→ **Data for this exercise**
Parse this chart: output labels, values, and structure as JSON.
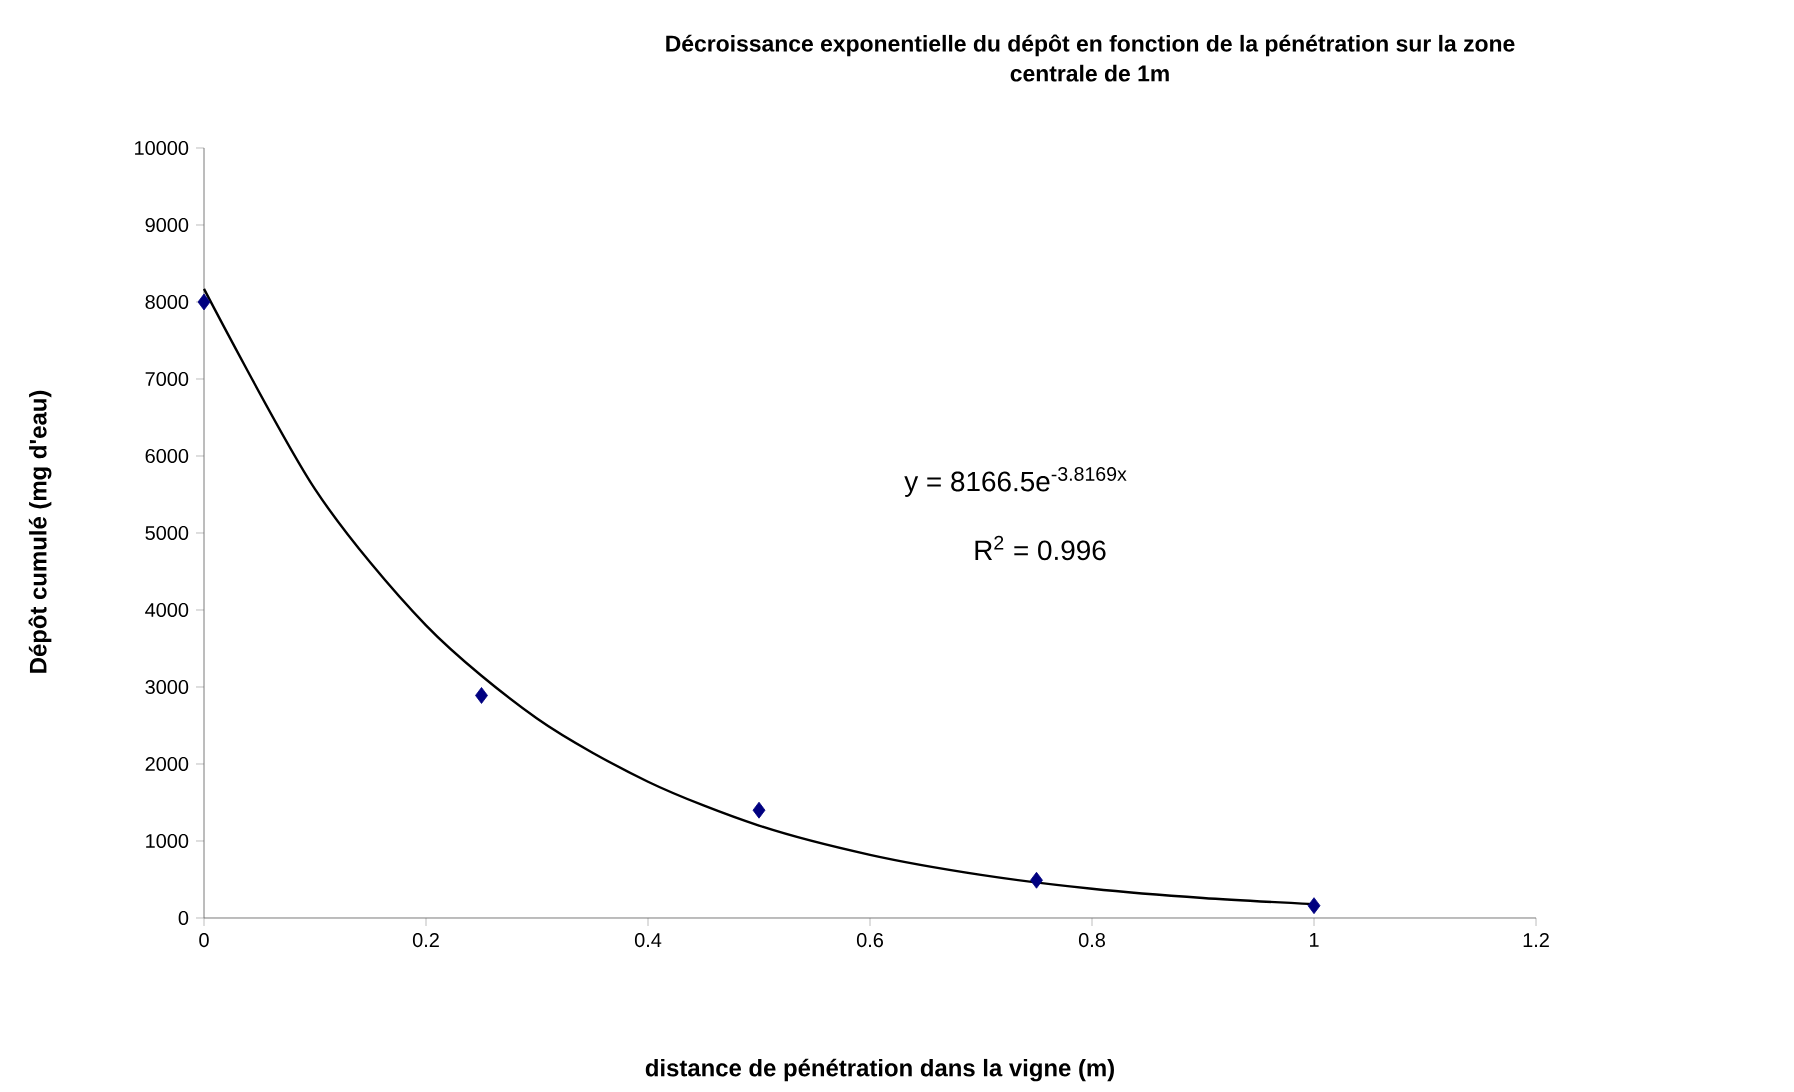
{
  "chart_data": {
    "type": "scatter",
    "title": "Décroissance exponentielle du dépôt en fonction de la pénétration sur la zone centrale de 1m",
    "xlabel": "distance de pénétration dans la vigne (m)",
    "ylabel": "Dépôt cumulé (mg d'eau)",
    "annotations": [
      "y = 8166.5e$^{-3.8169x}$",
      "R$^{2}$ = 0.996"
    ],
    "series": [
      {
        "color": "#000080",
        "marker": "diamond",
        "x": [
          0,
          0.25,
          0.5,
          0.75,
          1
        ],
        "values": [
          8000,
          2890,
          1400,
          490,
          160
        ]
      },
      {
        "type": "line",
        "color": "#000000",
        "marker": "none",
        "x": [
          0,
          0.1,
          0.2,
          0.3,
          0.4,
          0.5,
          0.6,
          0.7,
          0.8,
          0.9,
          1.0
        ],
        "values": [
          8170,
          5570,
          3800,
          2590,
          1770,
          1200,
          820,
          560,
          380,
          260,
          180
        ]
      }
    ],
    "xlim": [
      0,
      1.2
    ],
    "xticks": [
      0,
      0.2,
      0.4,
      0.6,
      0.8,
      1,
      1.2
    ],
    "ylim": [
      0,
      10000
    ],
    "yticks": [
      0,
      1000,
      2000,
      3000,
      4000,
      5000,
      6000,
      7000,
      8000,
      9000,
      10000
    ],
    "grid": false
  }
}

→ **Given task**
Determine the number of lines in the records that include the string "pénétration", and respond with that number only.

→ **Solution for this exercise**
2